:: Texte fourni ::

Ce grand livre d’Hannah Arendt, publié pour la première fois en anglais en 1951 sous le titre The Origins of Totalitarism, n’est traduit en français qu’en 1972 et 1975, en trois livres distincts. Il a fallu attendre l’édition par Pierre Bouretz en 2002 pour la publication française complète en un seul volume, conforme aux intentions de l’auteur. Dans les années 1950, le monde intellectuel français était placé sous l’influence communiste.

Étant donné que l’ouvrage d’Arendt identifiait le communisme soviétique et le nazisme allemand comme les deux formes jumelles du totalitarisme, les intellectuels français l’ont trouvé « politiquement incorrect ». C’est ce qui explique sa traduction tardive et son importance dans le contexte français où sa publication a brisé les tabous politiques sur le régime communiste stalinien.

Cet ouvrage met en œuvre une approche principalement philosophique. Arendt essaie de dégager le sens ou l’essence du totalitarisme, tout en s’appuyant sur l’histoire et la sociologie. L’hypothèse principale du livre est que, contrairement aux autres régimes politiques, le totalitarisme exige la participation active de la population. La passivité et l’indifférence étant insuffisantes, chaque individu doit vivre, sur le plan privé et public, selon les exigences de l’État totalitaire, qui découlent de son projet révolutionnaire de création d’un « homme nouveau ». Privés de toutes leurs libertés individuelles, les individus doivent être en « mouvement » et répondre aux sollicitations de l’État totalitaire pour se conformer à son projet révolutionnaire.

En créant sans cesse un ennemi, il justifie ses actions extrêmes et parvient à maintenir la terreur en continu. C’est avec la « gouvernance par la terreur constante » que le régime parvient à obtenir la soumission totale et ininterrompue des individus.

2. Les masses font leur entrée dans la politique

Selon Arendt, on néglige souvent le fait que les leaders totalitaires commandent et s’appuient sur les masses jusqu’au bout. Par exemple, l’accession de Hitler au pouvoir était complètement légale, selon la règle majoritaire. De fait, les mouvements totalitaires sont impossibles dans des pays à population réduite ; ils ont besoin des masses. La philosophe définit les masses comme l’ensemble des gens qui ne sont pas unis par la conscience des intérêts de la classe.

Ce sont des gens qui, pour une raison quelconque, ne peuvent s’intégrer dans aucune organisation (parti, syndicat, organisation professionnelle, etc.). De là découle un trait des mouvements totalitaires : ils recrutent leurs adhérents dans cette masse de gens « indifférents » auxquels les partis politiques avaient renoncé.

Le totalitarisme ne s’appuie pas uniquement sur la masse, mais également sur l’élite. Cette dernière trouve en lui la possibilité d’instaurer un nouvel ordre mondial. C’est ainsi que les élites et les masses laissées de côté par le monde contemporain choisissent d’adhérer à la logique des mouvements totalitaires, qui consiste à changer radicalement le monde.

:::
:: Extrait de données ::

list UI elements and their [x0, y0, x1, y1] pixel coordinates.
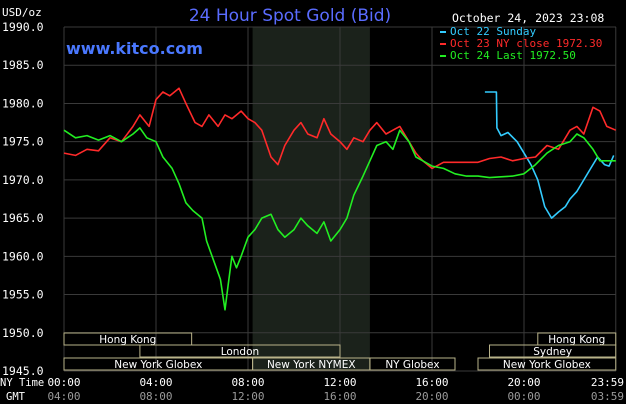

:::

▶ _Travail demandé_:
• 1. D'après le texte sur le totalitarisme, en quelle année a paru la première édition française complète de l'ouvrage en un seul volume ?
• 2. Poursuivez la rédaction du texte sur le totalitarisme à partir de sa dernière phrase.
Ces données sont tirées d'une source distincte du texte sur le totalitarisme.

▶ _Corrigé par question_:
• 1. En 2002, avec l'édition de Pierre Bouretz.

• 2.
Pour illustrer son propos, Arendt prend l’exemple de Staline. Toutes les classes lui font obstacle lorsqu’il commence à préparer le pays au régime totalitaire. Après avoir liquidé les organisations locales (les soviets) et construit une bureaucratie du parti complètement centralisé, il passe à la liquidation de la nouvelle classe moyenne dans les villes et des paysans à la campagne. S’ensuit la liquidation de cette bureaucratie qui avait contribué à exécuter les liquidations précédentes.

Puis, afin de détruire tous les liens sociaux et familiaux, les purges sont conduites par la technique de la « culpabilité par association » : dès qu’un homme est accusé, ses anciens amis deviennent immédiatement ses ennemis, car, afin de sauver leur peau, ils apportent par leurs dénonciations des preuves qui n’existaient pas contre lui. Étant donné que le mérite se juge au nombre de dénonciations de proches camarades, les individus se trouvent obligés d’éviter tout contact personnel.

3. Propagande : quand la fiction devient réalité

La philosophe affirme que, lorsque le totalitarisme détient le contrôle absolu, il remplace la propagande par l’endoctrinement et fait appel à la violence, non pas uniquement pour terroriser les gens, mais pour réaliser constamment ses doctrines idéologiques et ses mensonges.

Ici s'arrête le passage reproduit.